[start]
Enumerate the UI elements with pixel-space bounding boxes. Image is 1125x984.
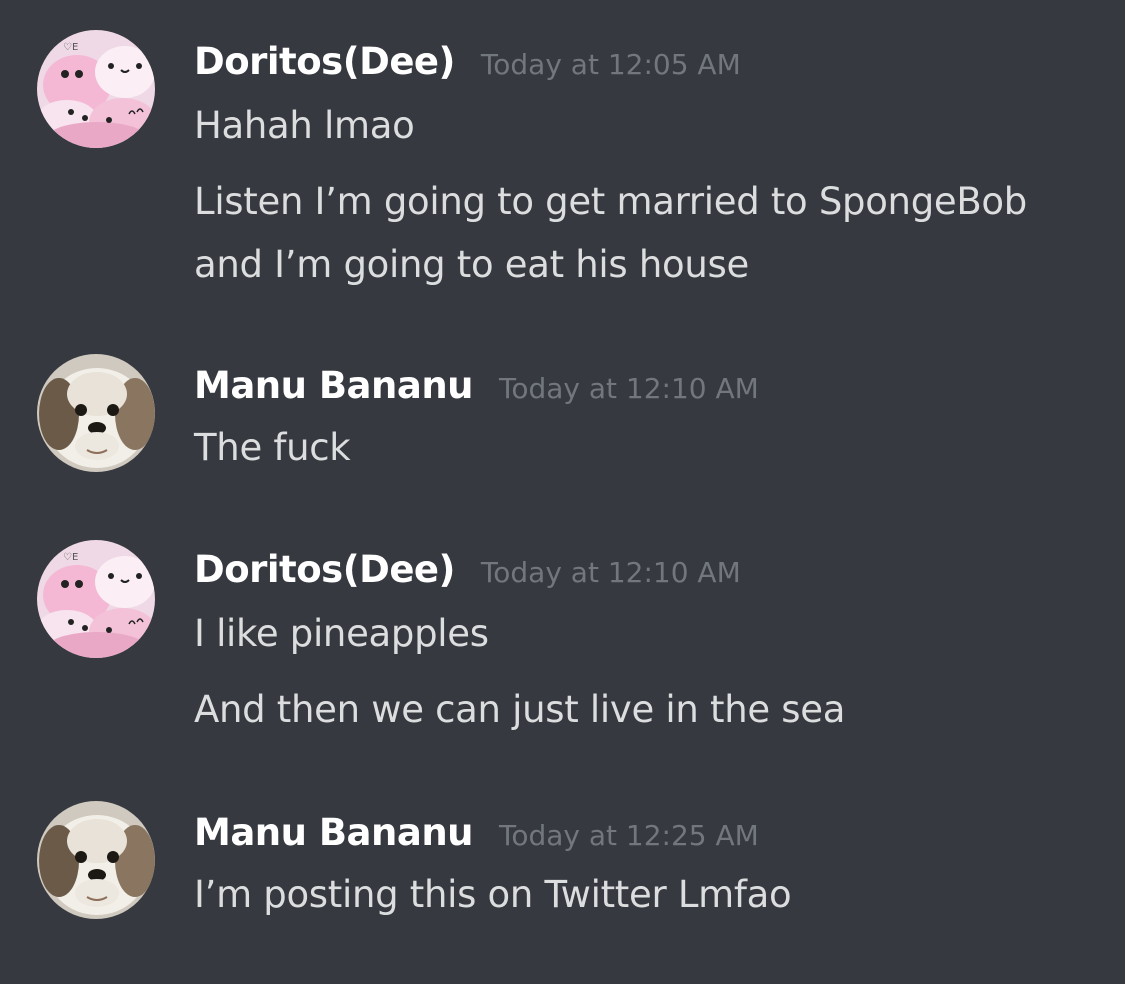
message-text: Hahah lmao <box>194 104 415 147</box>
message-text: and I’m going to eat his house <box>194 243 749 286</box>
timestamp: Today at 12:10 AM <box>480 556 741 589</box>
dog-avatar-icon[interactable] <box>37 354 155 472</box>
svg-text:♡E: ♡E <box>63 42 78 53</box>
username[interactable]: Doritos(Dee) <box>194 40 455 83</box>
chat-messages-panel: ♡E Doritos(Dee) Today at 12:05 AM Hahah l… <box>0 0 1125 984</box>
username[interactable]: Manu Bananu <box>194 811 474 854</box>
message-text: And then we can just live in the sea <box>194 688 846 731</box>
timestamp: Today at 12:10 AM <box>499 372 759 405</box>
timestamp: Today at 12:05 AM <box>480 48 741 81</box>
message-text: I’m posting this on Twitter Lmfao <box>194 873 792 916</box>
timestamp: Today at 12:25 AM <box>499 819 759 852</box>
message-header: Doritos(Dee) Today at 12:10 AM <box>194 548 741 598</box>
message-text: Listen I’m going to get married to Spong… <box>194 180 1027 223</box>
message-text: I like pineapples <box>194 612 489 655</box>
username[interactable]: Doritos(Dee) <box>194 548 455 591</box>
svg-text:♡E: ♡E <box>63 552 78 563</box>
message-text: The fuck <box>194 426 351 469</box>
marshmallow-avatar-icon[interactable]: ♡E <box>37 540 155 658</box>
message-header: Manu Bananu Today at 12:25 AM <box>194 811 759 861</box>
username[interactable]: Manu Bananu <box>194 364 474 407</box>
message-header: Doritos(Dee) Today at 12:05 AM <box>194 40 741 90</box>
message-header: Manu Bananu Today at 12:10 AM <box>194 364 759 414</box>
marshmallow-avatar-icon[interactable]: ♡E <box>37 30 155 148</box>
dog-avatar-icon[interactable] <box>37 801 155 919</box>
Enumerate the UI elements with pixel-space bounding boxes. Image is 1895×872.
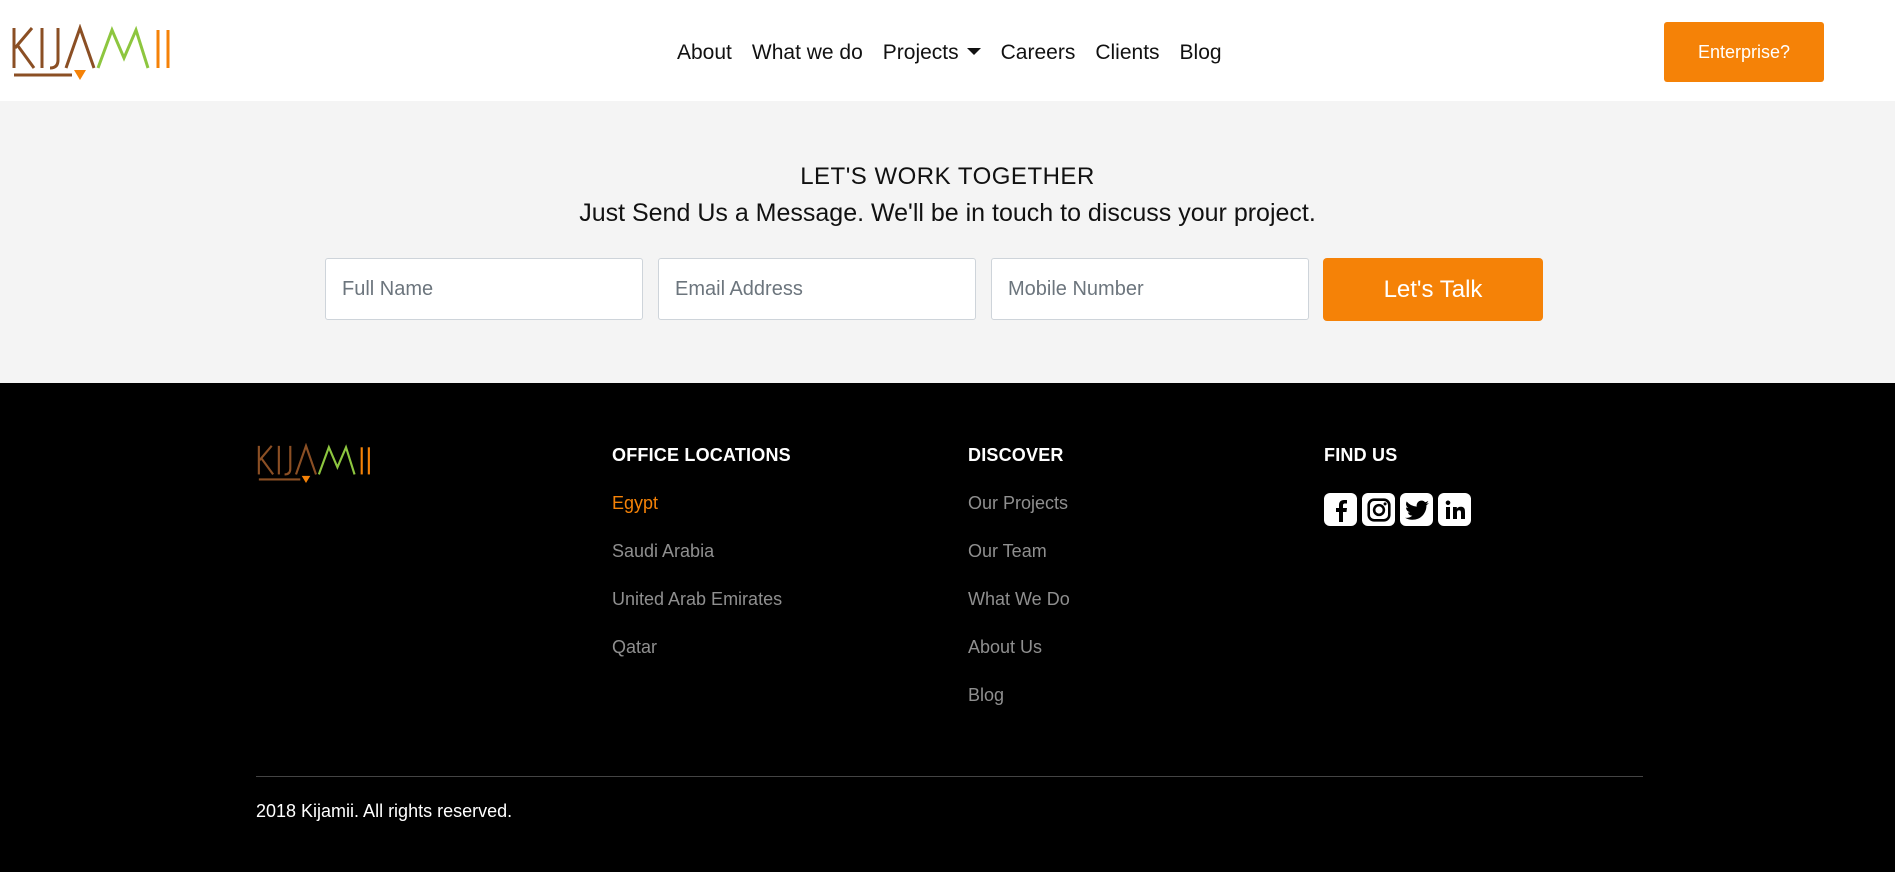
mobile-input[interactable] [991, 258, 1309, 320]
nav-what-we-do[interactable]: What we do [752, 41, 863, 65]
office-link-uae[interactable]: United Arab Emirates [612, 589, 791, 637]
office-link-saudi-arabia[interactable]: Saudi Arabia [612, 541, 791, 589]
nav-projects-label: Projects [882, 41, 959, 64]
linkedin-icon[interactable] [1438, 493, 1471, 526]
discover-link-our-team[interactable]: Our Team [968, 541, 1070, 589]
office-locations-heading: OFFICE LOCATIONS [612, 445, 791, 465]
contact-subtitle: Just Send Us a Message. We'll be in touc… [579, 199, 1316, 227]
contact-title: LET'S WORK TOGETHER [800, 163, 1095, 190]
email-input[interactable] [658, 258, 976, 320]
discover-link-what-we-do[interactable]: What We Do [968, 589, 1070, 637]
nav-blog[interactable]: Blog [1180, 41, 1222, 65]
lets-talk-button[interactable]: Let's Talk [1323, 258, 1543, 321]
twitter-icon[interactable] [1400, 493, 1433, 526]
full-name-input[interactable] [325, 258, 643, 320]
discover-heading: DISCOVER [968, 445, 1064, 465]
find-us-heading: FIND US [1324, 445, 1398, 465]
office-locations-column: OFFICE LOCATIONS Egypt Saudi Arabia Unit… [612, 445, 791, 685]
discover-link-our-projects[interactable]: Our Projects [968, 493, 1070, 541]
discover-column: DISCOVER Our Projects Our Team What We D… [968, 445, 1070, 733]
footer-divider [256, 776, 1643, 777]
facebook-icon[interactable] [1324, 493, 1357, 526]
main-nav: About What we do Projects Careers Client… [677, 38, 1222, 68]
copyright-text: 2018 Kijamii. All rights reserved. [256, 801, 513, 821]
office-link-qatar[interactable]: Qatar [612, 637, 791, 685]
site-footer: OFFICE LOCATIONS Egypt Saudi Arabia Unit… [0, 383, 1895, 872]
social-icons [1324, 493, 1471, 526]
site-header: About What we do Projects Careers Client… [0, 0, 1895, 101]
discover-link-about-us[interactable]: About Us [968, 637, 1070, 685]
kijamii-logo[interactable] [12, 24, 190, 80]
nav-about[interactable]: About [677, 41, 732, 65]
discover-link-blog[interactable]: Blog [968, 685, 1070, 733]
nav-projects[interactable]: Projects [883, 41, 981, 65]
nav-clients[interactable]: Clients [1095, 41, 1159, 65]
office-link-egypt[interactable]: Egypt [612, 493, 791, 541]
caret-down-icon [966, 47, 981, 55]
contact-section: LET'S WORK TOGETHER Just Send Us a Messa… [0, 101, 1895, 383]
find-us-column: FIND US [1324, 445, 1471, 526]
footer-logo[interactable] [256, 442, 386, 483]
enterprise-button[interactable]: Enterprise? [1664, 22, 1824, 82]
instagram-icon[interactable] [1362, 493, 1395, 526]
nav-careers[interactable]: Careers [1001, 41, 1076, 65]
[end]
Show each line of the items above that contains the string "avatar".

dog-avatar-icon[interactable] <box>37 354 155 472</box>
marshmallow-avatar-icon[interactable]: ♡E <box>37 540 155 658</box>
marshmallow-avatar-icon[interactable]: ♡E <box>37 30 155 148</box>
dog-avatar-icon[interactable] <box>37 801 155 919</box>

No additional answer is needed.